## WHAT IS EXPECTED:
Copy out the listing that follows, exactly, without its pictures.

## DATA LISTING:
•••••
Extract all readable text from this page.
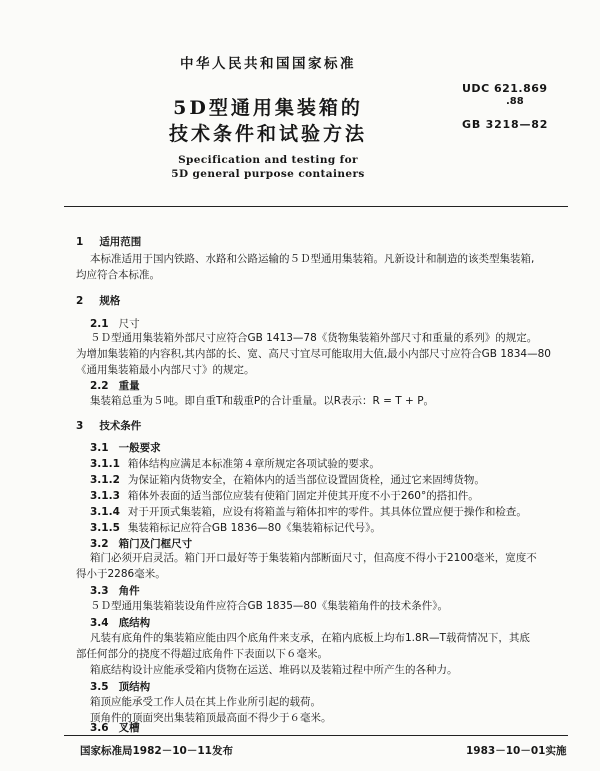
中华人民共和国国家标准
UDC 621.869
.88
GB 3218—82
5D型通用集装箱的
技术条件和试验方法
Specification and testing for
5D general purpose containers
1 适用范围
本标准适用于国内铁路、水路和公路运输的５Ｄ型通用集装箱。凡新设计和制造的该类型集装箱,
均应符合本标准。
2 规格
2.1 尺寸
５Ｄ型通用集装箱外部尺寸应符合GB 1413—78《货物集装箱外部尺寸和重量的系列》的规定。
为增加集装箱的内容积,其内部的长、宽、高尺寸宜尽可能取用大值,最小内部尺寸应符合GB 1834—80
《通用集装箱最小内部尺寸》的规定。
2.2 重量
集装箱总重为５吨。即自重T和载重P的合计重量。以R表示：R = T + P。
3 技术条件
3.1 一般要求
3.1.1 箱体结构应满足本标准第４章所规定各项试验的要求。
3.1.2 为保证箱内货物安全，在箱体内的适当部位设置固货栓，通过它来固缚货物。
3.1.3 箱体外表面的适当部位应装有使箱门固定并使其开度不小于260°的搭扣件。
3.1.4 对于开顶式集装箱，应设有将箱盖与箱体扣牢的零件。其具体位置应便于操作和检查。
3.1.5 集装箱标记应符合GB 1836—80《集装箱标记代号》。
3.2 箱门及门框尺寸
箱门必须开启灵活。箱门开口最好等于集装箱内部断面尺寸，但高度不得小于2100毫米，宽度不
得小于2286毫米。
3.3 角件
５Ｄ型通用集装箱装设角件应符合GB 1835—80《集装箱角件的技术条件》。
3.4 底结构
凡装有底角件的集装箱应能由四个底角件来支承，在箱内底板上均布1.8R—T载荷情况下，其底
部任何部分的挠度不得超过底角件下表面以下６毫米。
箱底结构设计应能承受箱内货物在运送、堆码以及装箱过程中所产生的各种力。
3.5 顶结构
箱顶应能承受工作人员在其上作业所引起的载荷。
顶角件的顶面突出集装箱顶最高面不得少于６毫米。
3.6 叉槽
国家标准局1982－10－11发布	1983－10－01实施
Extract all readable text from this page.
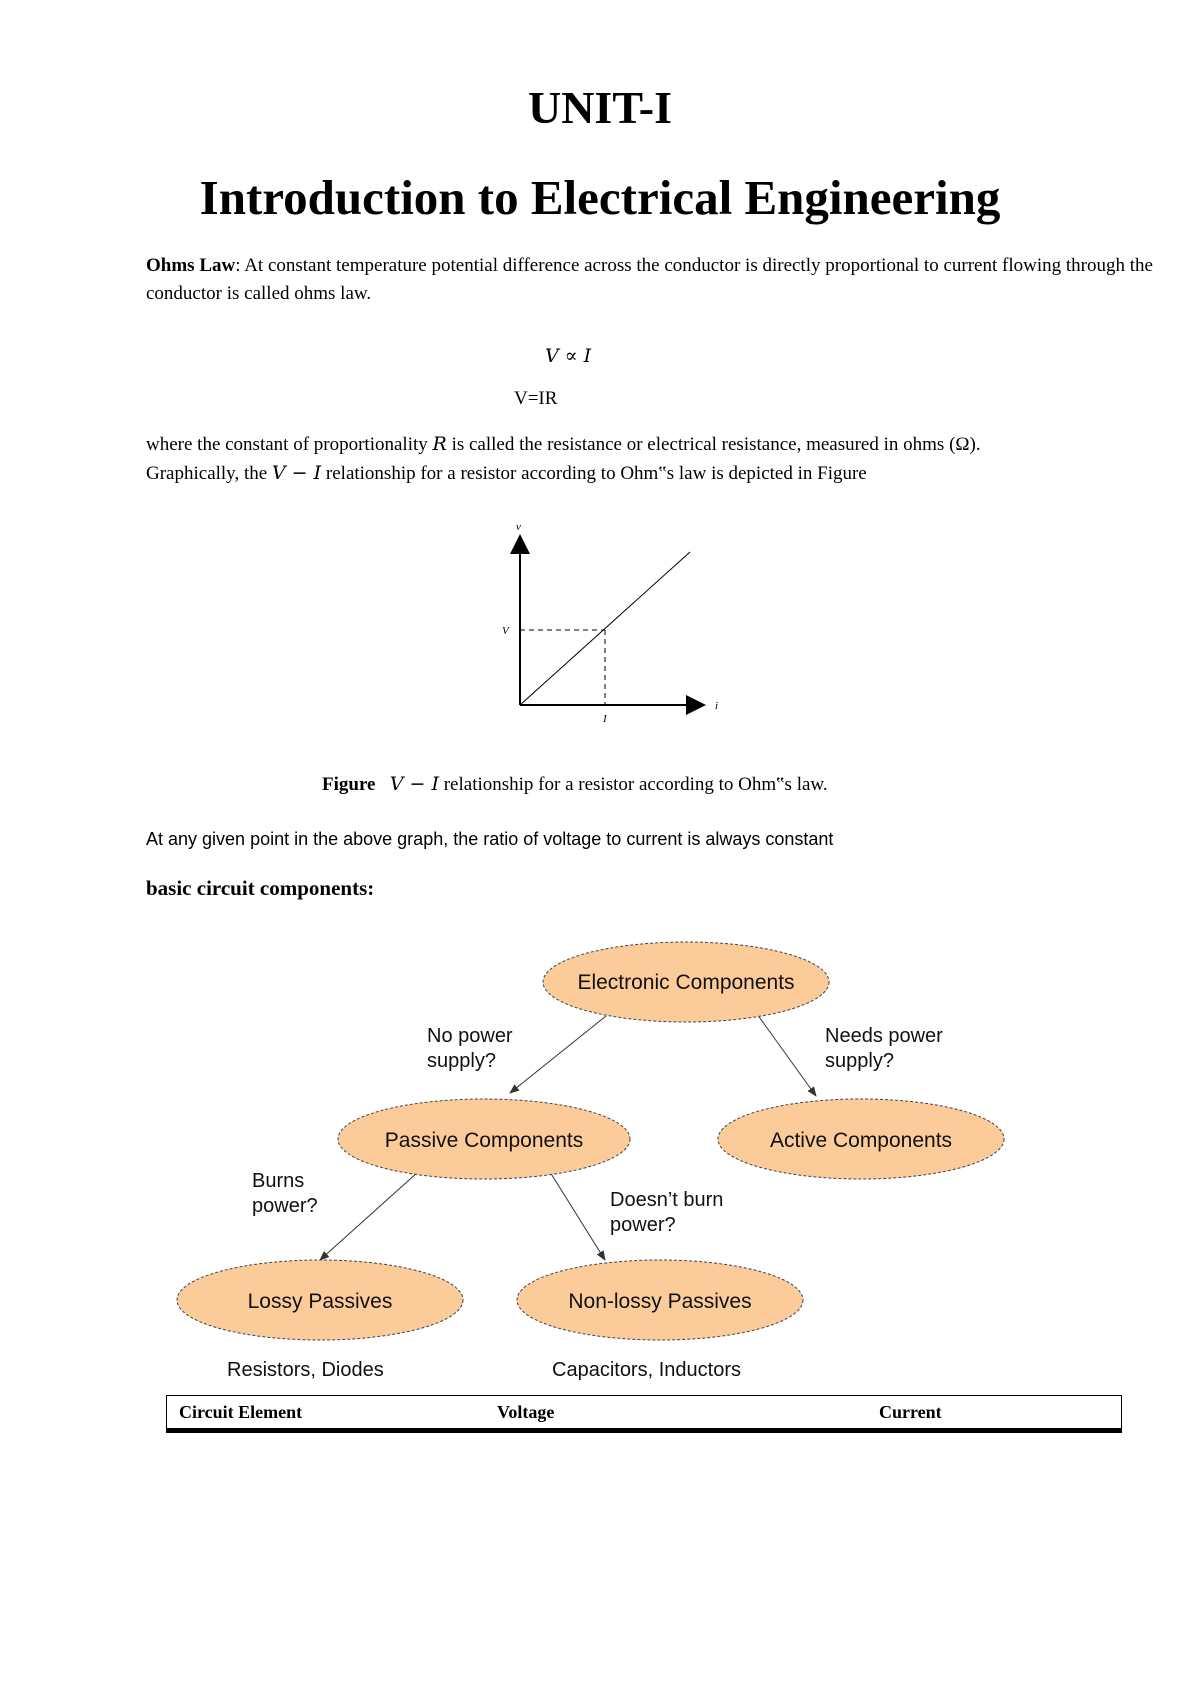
UNIT-I
Introduction to Electrical Engineering
Ohms Law: At constant temperature potential difference across the conductor is directly proportional to current flowing through the conductor is called ohms law.
V ∝ I
V=IR
where the constant of proportionality R is called the resistance or electrical resistance, measured in ohms (Ω). Graphically, the V − I relationship for a resistor according to Ohm‟s law is depicted in Figure
v
i
V
I
Figure V − I relationship for a resistor according to Ohm‟s law.
At any given point in the above graph, the ratio of voltage to current is always constant
basic circuit components:
Electronic Components
Passive Components	Active Components
Lossy Passives	Non-lossy Passives
No power
supply?
Needs power
supply?
Burns
power?	Doesn’t burn
power?
Resistors, Diodes	Capacitors, Inductors
Circuit Element	Voltage	Current
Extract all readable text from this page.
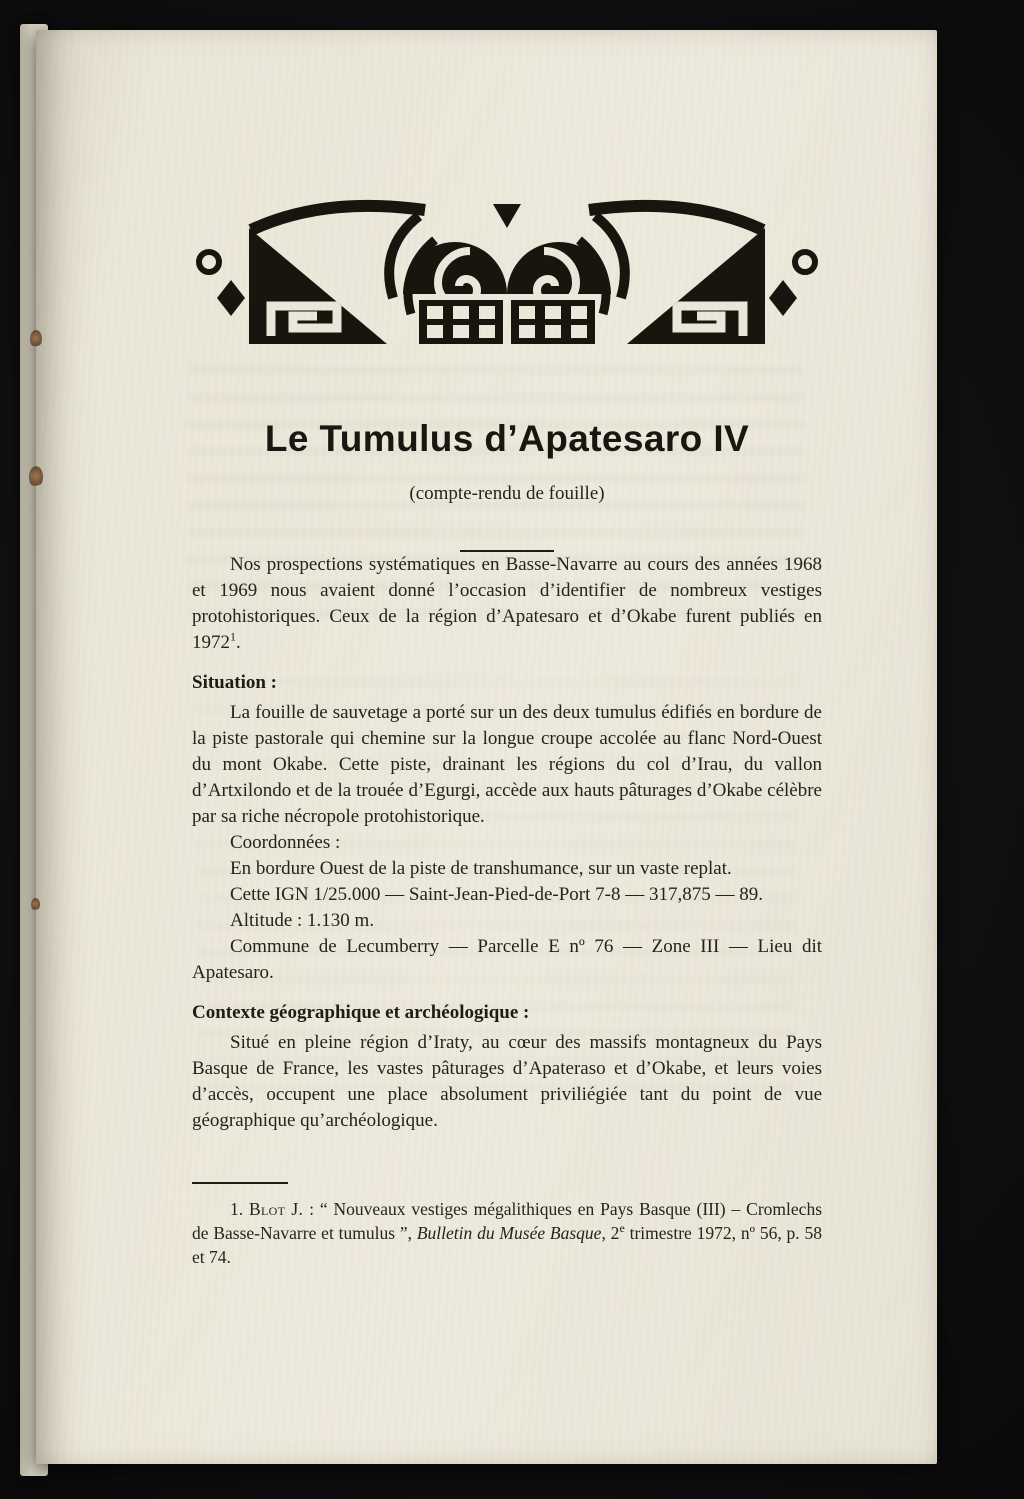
Le Tumulus d’Apatesaro IV
(compte-rendu de fouille)

Nos prospections systématiques en Basse-Navarre au cours des années 1968 et 1969 nous avaient donné l’occasion d’identifier de nombreux vestiges protohistoriques. Ceux de la région d’Apatesaro et d’Okabe furent publiés en 1972$^1$.

Situation :

La fouille de sauvetage a porté sur un des deux tumulus édifiés en bordure de la piste pastorale qui chemine sur la longue croupe accolée au flanc Nord-Ouest du mont Okabe. Cette piste, drainant les régions du col d’Irau, du vallon d’Artxilondo et de la trouée d’Egurgi, accède aux hauts pâturages d’Okabe célèbre par sa riche nécropole protohistorique.

Coordonnées :

En bordure Ouest de la piste de transhumance, sur un vaste replat.

Cette IGN 1/25.000 — Saint-Jean-Pied-de-Port 7-8 — 317,875 — 89.

Altitude : 1.130 m.

Commune de Lecumberry — Parcelle E nº 76 — Zone III — Lieu dit Apatesaro.

Contexte géographique et archéologique :

Situé en pleine région d’Iraty, au cœur des massifs montagneux du Pays Basque de France, les vastes pâturages d’Apateraso et d’Okabe, et leurs voies d’accès, occupent une place absolument priviliégiée tant du point de vue géographique qu’archéologique.

1. Blot J. : “ Nouveaux vestiges mégalithiques en Pays Basque (III) – Cromlechs de Basse-Navarre et tumulus ”, Bulletin du Musée Basque, 2e trimestre 1972, nº 56, p. 58 et 74.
•••••
## CORRECT OUTPUT:
Extract all readable text from this page.
中华人民共和国国家标准
UDC 621.869
.88
GB 3218—82
5D型通用集装箱的
技术条件和试验方法
Specification and testing for
5D general purpose containers
1 适用范围
本标准适用于国内铁路、水路和公路运输的５Ｄ型通用集装箱。凡新设计和制造的该类型集装箱,
均应符合本标准。
2 规格
2.1 尺寸
５Ｄ型通用集装箱外部尺寸应符合GB 1413—78《货物集装箱外部尺寸和重量的系列》的规定。
为增加集装箱的内容积,其内部的长、宽、高尺寸宜尽可能取用大值,最小内部尺寸应符合GB 1834—80
《通用集装箱最小内部尺寸》的规定。
2.2 重量
集装箱总重为５吨。即自重T和载重P的合计重量。以R表示：R = T + P。
3 技术条件
3.1 一般要求
3.1.1 箱体结构应满足本标准第４章所规定各项试验的要求。
3.1.2 为保证箱内货物安全，在箱体内的适当部位设置固货栓，通过它来固缚货物。
3.1.3 箱体外表面的适当部位应装有使箱门固定并使其开度不小于260°的搭扣件。
3.1.4 对于开顶式集装箱，应设有将箱盖与箱体扣牢的零件。其具体位置应便于操作和检查。
3.1.5 集装箱标记应符合GB 1836—80《集装箱标记代号》。
3.2 箱门及门框尺寸
箱门必须开启灵活。箱门开口最好等于集装箱内部断面尺寸，但高度不得小于2100毫米，宽度不
得小于2286毫米。
3.3 角件
５Ｄ型通用集装箱装设角件应符合GB 1835—80《集装箱角件的技术条件》。
3.4 底结构
凡装有底角件的集装箱应能由四个底角件来支承，在箱内底板上均布1.8R—T载荷情况下，其底
部任何部分的挠度不得超过底角件下表面以下６毫米。
箱底结构设计应能承受箱内货物在运送、堆码以及装箱过程中所产生的各种力。
3.5 顶结构
箱顶应能承受工作人员在其上作业所引起的载荷。
顶角件的顶面突出集装箱顶最高面不得少于６毫米。
3.6 叉槽
国家标准局1982－10－11发布	1983－10－01实施
Extract all readable text from this page.
UNIT-I
Introduction to Electrical Engineering
Ohms Law: At constant temperature potential difference across the conductor is directly proportional to current flowing through the conductor is called ohms law.
V ∝ I
V=IR
where the constant of proportionality R is called the resistance or electrical resistance, measured in ohms (Ω). Graphically, the V − I relationship for a resistor according to Ohm‟s law is depicted in Figure
v
i
V
I
Figure V − I relationship for a resistor according to Ohm‟s law.
At any given point in the above graph, the ratio of voltage to current is always constant
basic circuit components:
Electronic Components
Passive Components	Active Components
Lossy Passives	Non-lossy Passives
No power
supply?
Needs power
supply?
Burns
power?	Doesn’t burn
power?
Resistors, Diodes	Capacitors, Inductors
Circuit Element	Voltage	Current
Extract all readable text from this page.
Le Tumulus d’Apatesaro IV
(compte-rendu de fouille)

Nos prospections systématiques en Basse-Navarre au cours des années 1968 et 1969 nous avaient donné l’occasion d’identifier de nombreux vestiges protohistoriques. Ceux de la région d’Apatesaro et d’Okabe furent publiés en 1972$^1$.

Situation :

La fouille de sauvetage a porté sur un des deux tumulus édifiés en bordure de la piste pastorale qui chemine sur la longue croupe accolée au flanc Nord-Ouest du mont Okabe. Cette piste, drainant les régions du col d’Irau, du vallon d’Artxilondo et de la trouée d’Egurgi, accède aux hauts pâturages d’Okabe célèbre par sa riche nécropole protohistorique.

Coordonnées :

En bordure Ouest de la piste de transhumance, sur un vaste replat.

Cette IGN 1/25.000 — Saint-Jean-Pied-de-Port 7-8 — 317,875 — 89.

Altitude : 1.130 m.

Commune de Lecumberry — Parcelle E nº 76 — Zone III — Lieu dit Apatesaro.

Contexte géographique et archéologique :

Situé en pleine région d’Iraty, au cœur des massifs montagneux du Pays Basque de France, les vastes pâturages d’Apateraso et d’Okabe, et leurs voies d’accès, occupent une place absolument priviliégiée tant du point de vue géographique qu’archéologique.

1. Blot J. : “ Nouveaux vestiges mégalithiques en Pays Basque (III) – Cromlechs de Basse-Navarre et tumulus ”, Bulletin du Musée Basque, 2e trimestre 1972, nº 56, p. 58 et 74.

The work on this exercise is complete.